• **Page extract**
**********

Wed Jan 30, 2013, 04:18 PM
Jan 2013

Nobody "ordered" anyone. The conservative Catholic parents and youth leaders who organized these things (a minority in our parish) tried to set it up as a social event and induce the kids to attend by peer pressure. Maybe 20% of the kids attended and I imagine many of them were pressured by their parents and did their best to be invisible during the actual protest.

My wife and I both come from ferociously "pro-life" families. Our moms were baby factories in the first years of their marriages and well praised for this by their religious communities. Our kids have lots of aunts and uncles.

During my mom's talks about birth control (gasp!), which began shortly after my last sibling was born, my mom would tell us she fully expected to have nine or more kids when she got married. She made it more than half way to that goal. But somewhere before the moon landing my parents and my wife's parents decided to stop. I think for my dad it was environmental reasons, maybe that "earthrise over the moon" picture taken by the Apollo 8 astronauts was his inspiration. My mom was just tired and wanted to reboot her career. I think my wife's dad, who was already working two jobs, realized he wasn't going to live to see his grandkids if he had to work any harder. My wife's mom, who had mastered motherhood, was itching to go back to school.

**********

• **Data to examine**
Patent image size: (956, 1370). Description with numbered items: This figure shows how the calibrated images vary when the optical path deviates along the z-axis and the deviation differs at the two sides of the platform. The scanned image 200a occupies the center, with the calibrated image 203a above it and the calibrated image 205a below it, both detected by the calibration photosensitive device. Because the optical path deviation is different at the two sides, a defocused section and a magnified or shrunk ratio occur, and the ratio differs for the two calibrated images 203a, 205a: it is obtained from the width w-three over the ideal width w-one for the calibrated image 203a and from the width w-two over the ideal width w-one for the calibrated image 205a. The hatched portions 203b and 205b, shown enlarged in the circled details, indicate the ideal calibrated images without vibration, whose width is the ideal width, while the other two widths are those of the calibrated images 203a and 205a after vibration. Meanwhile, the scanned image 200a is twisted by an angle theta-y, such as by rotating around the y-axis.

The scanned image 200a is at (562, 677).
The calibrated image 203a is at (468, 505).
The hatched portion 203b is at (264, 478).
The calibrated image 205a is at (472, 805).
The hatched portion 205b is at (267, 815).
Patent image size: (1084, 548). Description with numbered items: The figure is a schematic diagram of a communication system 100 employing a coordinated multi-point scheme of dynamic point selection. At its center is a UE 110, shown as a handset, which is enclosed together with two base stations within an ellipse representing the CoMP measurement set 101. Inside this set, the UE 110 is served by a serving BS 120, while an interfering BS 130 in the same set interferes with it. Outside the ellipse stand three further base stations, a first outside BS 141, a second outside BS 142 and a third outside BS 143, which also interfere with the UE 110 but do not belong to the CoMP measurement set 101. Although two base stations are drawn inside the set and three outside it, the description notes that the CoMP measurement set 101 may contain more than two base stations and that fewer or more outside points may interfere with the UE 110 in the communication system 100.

**********

• **What is expected**
Repeat the passage about family size and birth control above word for word, beginning at the words "My wife and" and ending after "aunts and uncles.".

• **Result**
My wife and I both come from ferociously "pro-life" families. Our moms were baby factories in the first years of their marriages and well praised for this by their religious communities. Our kids have lots of aunts and uncles.